The Macro: Mortgages Are Broken and Everyone Knows It
Buying a home is the largest financial decision most people will ever make, and the process of getting a mortgage is somehow still terrible. You call three or four lenders. You fill out the same forms over and over. Each one gives you a slightly different rate, a slightly different set of fees, and none of them make it easy to compare apples to apples. You end up picking the one your real estate agent recommended or the one that responded fastest, which is almost certainly not the one that would have saved you the most money.
The average American overpays on their mortgage by thousands of dollars because the system is designed to make comparison shopping painful. Lenders benefit from opacity. Loan officers work on commission. Nobody in the chain is incentivized to help you find the cheapest option.
The mortgage tech space has taken a few swings at this. Rocket Mortgage made the application process faster but did not solve the comparison problem because they are a lender, not a marketplace. Better.com tried to reduce costs through vertical integration and imploded spectacularly. LendingTree is a lead-generation machine that sells your contact information to ten lenders who all call you simultaneously. None of these actually sit on the buyer’s side of the table.

* Tasks for this exercise *
A – In the mortgages text, why did Rocket Mortgage not solve the comparison problem?
B – Please quote the mortgages text from "The Macro: Mortgages" to "the cheapest option.".
C – Turn the paragraph of the mortgages text that begins "The average American overpays" into a short bulleted list that keeps its main facts.

* Material supplied *
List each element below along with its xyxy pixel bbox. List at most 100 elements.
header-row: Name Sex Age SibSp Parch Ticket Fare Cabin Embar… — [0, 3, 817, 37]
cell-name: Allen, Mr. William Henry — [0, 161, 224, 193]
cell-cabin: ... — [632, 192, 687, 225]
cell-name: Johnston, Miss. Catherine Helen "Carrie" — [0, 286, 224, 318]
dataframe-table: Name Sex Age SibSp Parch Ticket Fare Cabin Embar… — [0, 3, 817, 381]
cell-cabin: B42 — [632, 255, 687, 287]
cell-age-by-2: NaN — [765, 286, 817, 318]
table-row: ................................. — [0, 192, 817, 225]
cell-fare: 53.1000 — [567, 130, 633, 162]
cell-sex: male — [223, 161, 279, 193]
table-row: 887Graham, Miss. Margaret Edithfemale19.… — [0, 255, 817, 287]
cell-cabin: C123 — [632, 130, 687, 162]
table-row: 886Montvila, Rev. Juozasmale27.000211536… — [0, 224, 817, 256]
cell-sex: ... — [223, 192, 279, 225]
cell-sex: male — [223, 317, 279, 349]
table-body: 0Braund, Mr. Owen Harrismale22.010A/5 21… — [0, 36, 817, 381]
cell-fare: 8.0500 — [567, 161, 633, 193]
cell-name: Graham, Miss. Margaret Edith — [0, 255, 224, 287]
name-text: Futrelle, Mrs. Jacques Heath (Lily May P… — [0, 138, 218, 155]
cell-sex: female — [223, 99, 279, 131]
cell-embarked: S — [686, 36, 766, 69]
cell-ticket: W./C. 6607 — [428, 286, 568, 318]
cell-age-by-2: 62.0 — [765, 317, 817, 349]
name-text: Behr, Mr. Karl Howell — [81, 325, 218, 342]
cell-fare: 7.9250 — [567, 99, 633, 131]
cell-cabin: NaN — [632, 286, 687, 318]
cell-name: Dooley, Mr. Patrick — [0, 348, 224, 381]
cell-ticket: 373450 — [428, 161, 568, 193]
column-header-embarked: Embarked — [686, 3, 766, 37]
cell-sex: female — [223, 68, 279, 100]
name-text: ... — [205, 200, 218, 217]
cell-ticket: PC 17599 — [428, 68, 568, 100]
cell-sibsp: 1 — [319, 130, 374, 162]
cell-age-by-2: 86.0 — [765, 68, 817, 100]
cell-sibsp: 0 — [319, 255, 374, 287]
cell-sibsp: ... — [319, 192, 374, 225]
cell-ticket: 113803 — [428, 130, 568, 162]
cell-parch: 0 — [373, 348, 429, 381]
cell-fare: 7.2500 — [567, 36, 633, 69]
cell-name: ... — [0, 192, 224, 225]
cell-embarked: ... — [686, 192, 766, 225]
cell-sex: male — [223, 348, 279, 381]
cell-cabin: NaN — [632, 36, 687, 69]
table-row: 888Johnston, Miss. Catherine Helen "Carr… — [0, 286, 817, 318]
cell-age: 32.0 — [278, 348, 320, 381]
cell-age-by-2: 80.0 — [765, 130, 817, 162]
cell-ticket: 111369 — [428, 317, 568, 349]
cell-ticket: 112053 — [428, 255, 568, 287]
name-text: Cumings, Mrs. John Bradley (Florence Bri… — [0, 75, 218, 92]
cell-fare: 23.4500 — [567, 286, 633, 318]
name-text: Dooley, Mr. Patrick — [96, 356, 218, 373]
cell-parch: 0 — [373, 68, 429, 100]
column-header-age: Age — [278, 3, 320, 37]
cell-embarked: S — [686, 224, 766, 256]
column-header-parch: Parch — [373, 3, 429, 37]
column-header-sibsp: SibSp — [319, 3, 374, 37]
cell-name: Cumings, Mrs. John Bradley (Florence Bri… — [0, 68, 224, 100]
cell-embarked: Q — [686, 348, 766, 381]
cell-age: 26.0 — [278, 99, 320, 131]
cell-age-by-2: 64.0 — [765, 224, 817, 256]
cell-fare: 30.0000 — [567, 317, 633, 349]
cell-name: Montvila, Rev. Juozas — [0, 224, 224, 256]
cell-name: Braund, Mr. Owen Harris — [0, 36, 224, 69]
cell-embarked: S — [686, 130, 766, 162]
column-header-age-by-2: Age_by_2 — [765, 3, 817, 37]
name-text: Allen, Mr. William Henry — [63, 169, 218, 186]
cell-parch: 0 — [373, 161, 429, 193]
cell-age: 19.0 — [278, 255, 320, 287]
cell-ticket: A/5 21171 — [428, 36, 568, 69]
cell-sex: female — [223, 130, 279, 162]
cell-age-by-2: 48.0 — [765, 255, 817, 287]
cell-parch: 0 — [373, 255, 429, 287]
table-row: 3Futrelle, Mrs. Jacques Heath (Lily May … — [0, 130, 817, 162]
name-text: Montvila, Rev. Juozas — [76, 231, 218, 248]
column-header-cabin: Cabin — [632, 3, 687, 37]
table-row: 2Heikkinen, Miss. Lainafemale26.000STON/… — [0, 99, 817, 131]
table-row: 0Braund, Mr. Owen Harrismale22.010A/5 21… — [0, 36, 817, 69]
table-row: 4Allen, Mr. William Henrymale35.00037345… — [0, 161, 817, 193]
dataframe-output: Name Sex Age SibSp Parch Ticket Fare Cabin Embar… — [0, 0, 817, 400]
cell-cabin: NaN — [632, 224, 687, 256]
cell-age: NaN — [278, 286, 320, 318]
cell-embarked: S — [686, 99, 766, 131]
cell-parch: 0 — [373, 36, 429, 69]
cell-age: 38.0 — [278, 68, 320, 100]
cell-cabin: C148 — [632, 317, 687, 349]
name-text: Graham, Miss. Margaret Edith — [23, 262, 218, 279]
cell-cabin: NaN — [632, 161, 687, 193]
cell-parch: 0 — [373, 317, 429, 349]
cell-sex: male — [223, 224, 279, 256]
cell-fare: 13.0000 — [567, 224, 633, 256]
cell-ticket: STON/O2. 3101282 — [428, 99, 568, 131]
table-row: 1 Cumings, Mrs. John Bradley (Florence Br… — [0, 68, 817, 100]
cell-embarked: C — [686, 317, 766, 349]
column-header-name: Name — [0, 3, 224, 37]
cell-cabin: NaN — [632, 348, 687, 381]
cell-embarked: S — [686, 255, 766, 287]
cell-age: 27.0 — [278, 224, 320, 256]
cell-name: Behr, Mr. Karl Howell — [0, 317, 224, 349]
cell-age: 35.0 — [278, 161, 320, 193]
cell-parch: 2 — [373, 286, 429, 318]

* Task results *
A – Because Rocket Mortgage is a lender, not a marketplace.

B –
The Macro: Mortgages Are Broken and Everyone Knows It
Buying a home is the largest financial decision most people will ever make, and the process of getting a mortgage is somehow still terrible. You call three or four lenders. You fill out the same forms over and over. Each one gives you a slightly different rate, a slightly different set of fees, and none of them make it easy to compare apples to apples. You end up picking the one your real estate agent recommended or the one that responded fastest, which is almost certainly not the one that would have saved you the most money.
The average American overpays on their mortgage by thousands of dollars because the system is designed to make comparison shopping painful. Lenders benefit from opacity. Loan officers work on commission. Nobody in the chain is incentivized to help you find the cheapest option.

C –
- The average American overpays on a mortgage by thousands of dollars.
- The system is designed to make comparison shopping painful.
- Lenders benefit from opacity.
- Loan officers work on commission.
- Nobody in the chain is incentivized to help you find the cheapest option.